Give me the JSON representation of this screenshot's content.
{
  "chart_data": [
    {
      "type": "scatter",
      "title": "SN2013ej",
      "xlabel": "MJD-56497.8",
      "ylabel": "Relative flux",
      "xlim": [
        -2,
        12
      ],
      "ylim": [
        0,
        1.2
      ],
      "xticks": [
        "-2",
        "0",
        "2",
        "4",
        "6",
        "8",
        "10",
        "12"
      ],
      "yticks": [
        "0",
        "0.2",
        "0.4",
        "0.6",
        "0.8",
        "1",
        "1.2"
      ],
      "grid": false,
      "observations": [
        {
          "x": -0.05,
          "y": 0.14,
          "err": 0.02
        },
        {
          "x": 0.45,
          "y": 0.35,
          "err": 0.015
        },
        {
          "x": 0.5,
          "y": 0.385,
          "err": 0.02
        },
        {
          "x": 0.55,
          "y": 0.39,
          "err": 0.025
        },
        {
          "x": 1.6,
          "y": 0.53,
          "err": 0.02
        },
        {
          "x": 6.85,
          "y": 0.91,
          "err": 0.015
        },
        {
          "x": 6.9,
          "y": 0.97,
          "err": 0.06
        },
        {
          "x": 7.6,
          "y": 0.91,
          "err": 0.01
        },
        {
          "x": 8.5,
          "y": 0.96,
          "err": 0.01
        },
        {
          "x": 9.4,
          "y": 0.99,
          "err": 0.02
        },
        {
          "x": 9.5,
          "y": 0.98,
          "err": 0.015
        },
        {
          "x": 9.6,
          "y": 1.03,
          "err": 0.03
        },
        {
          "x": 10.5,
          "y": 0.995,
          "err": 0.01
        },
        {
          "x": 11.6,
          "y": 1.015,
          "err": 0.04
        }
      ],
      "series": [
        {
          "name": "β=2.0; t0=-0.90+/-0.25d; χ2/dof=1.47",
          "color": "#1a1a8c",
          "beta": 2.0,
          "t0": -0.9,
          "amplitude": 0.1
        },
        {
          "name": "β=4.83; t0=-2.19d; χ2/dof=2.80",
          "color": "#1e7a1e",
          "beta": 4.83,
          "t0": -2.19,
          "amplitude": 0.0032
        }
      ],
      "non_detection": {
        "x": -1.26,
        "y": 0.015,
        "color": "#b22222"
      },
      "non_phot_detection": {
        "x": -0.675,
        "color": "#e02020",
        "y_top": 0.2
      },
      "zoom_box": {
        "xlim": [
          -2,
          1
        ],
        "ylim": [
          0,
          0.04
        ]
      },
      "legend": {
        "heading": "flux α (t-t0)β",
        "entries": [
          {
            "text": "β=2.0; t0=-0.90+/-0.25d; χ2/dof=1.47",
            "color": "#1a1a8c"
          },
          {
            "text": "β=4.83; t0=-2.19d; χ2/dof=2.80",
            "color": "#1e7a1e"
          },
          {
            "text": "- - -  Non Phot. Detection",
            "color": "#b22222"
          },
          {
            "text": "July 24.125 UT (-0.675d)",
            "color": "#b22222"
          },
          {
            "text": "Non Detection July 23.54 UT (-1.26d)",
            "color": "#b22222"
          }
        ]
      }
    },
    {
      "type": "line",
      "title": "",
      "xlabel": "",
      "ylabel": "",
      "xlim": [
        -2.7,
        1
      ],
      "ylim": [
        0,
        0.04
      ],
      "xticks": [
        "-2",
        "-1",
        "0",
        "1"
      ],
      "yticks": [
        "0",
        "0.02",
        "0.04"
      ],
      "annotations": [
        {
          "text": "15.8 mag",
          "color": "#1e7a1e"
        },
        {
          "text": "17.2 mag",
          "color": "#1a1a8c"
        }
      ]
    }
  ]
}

### [Objective]
Print out every record again, exactly and in full.

### [Final result]
Give me the JSON representation of this screenshot's content.
{
  "chart_data": [
    {
      "type": "scatter",
      "title": "SN2013ej",
      "xlabel": "MJD-56497.8",
      "ylabel": "Relative flux",
      "xlim": [
        -2,
        12
      ],
      "ylim": [
        0,
        1.2
      ],
      "xticks": [
        "-2",
        "0",
        "2",
        "4",
        "6",
        "8",
        "10",
        "12"
      ],
      "yticks": [
        "0",
        "0.2",
        "0.4",
        "0.6",
        "0.8",
        "1",
        "1.2"
      ],
      "grid": false,
      "observations": [
        {
          "x": -0.05,
          "y": 0.14,
          "err": 0.02
        },
        {
          "x": 0.45,
          "y": 0.35,
          "err": 0.015
        },
        {
          "x": 0.5,
          "y": 0.385,
          "err": 0.02
        },
        {
          "x": 0.55,
          "y": 0.39,
          "err": 0.025
        },
        {
          "x": 1.6,
          "y": 0.53,
          "err": 0.02
        },
        {
          "x": 6.85,
          "y": 0.91,
          "err": 0.015
        },
        {
          "x": 6.9,
          "y": 0.97,
          "err": 0.06
        },
        {
          "x": 7.6,
          "y": 0.91,
          "err": 0.01
        },
        {
          "x": 8.5,
          "y": 0.96,
          "err": 0.01
        },
        {
          "x": 9.4,
          "y": 0.99,
          "err": 0.02
        },
        {
          "x": 9.5,
          "y": 0.98,
          "err": 0.015
        },
        {
          "x": 9.6,
          "y": 1.03,
          "err": 0.03
        },
        {
          "x": 10.5,
          "y": 0.995,
          "err": 0.01
        },
        {
          "x": 11.6,
          "y": 1.015,
          "err": 0.04
        }
      ],
      "series": [
        {
          "name": "β=2.0; t0=-0.90+/-0.25d; χ2/dof=1.47",
          "color": "#1a1a8c",
          "beta": 2.0,
          "t0": -0.9,
          "amplitude": 0.1
        },
        {
          "name": "β=4.83; t0=-2.19d; χ2/dof=2.80",
          "color": "#1e7a1e",
          "beta": 4.83,
          "t0": -2.19,
          "amplitude": 0.0032
        }
      ],
      "non_detection": {
        "x": -1.26,
        "y": 0.015,
        "color": "#b22222"
      },
      "non_phot_detection": {
        "x": -0.675,
        "color": "#e02020",
        "y_top": 0.2
      },
      "zoom_box": {
        "xlim": [
          -2,
          1
        ],
        "ylim": [
          0,
          0.04
        ]
      },
      "legend": {
        "heading": "flux α (t-t0)β",
        "entries": [
          {
            "text": "β=2.0; t0=-0.90+/-0.25d; χ2/dof=1.47",
            "color": "#1a1a8c"
          },
          {
            "text": "β=4.83; t0=-2.19d; χ2/dof=2.80",
            "color": "#1e7a1e"
          },
          {
            "text": "- - -  Non Phot. Detection",
            "color": "#b22222"
          },
          {
            "text": "July 24.125 UT (-0.675d)",
            "color": "#b22222"
          },
          {
            "text": "Non Detection July 23.54 UT (-1.26d)",
            "color": "#b22222"
          }
        ]
      }
    },
    {
      "type": "line",
      "title": "",
      "xlabel": "",
      "ylabel": "",
      "xlim": [
        -2.7,
        1
      ],
      "ylim": [
        0,
        0.04
      ],
      "xticks": [
        "-2",
        "-1",
        "0",
        "1"
      ],
      "yticks": [
        "0",
        "0.02",
        "0.04"
      ],
      "annotations": [
        {
          "text": "15.8 mag",
          "color": "#1e7a1e"
        },
        {
          "text": "17.2 mag",
          "color": "#1a1a8c"
        }
      ]
    }
  ]
}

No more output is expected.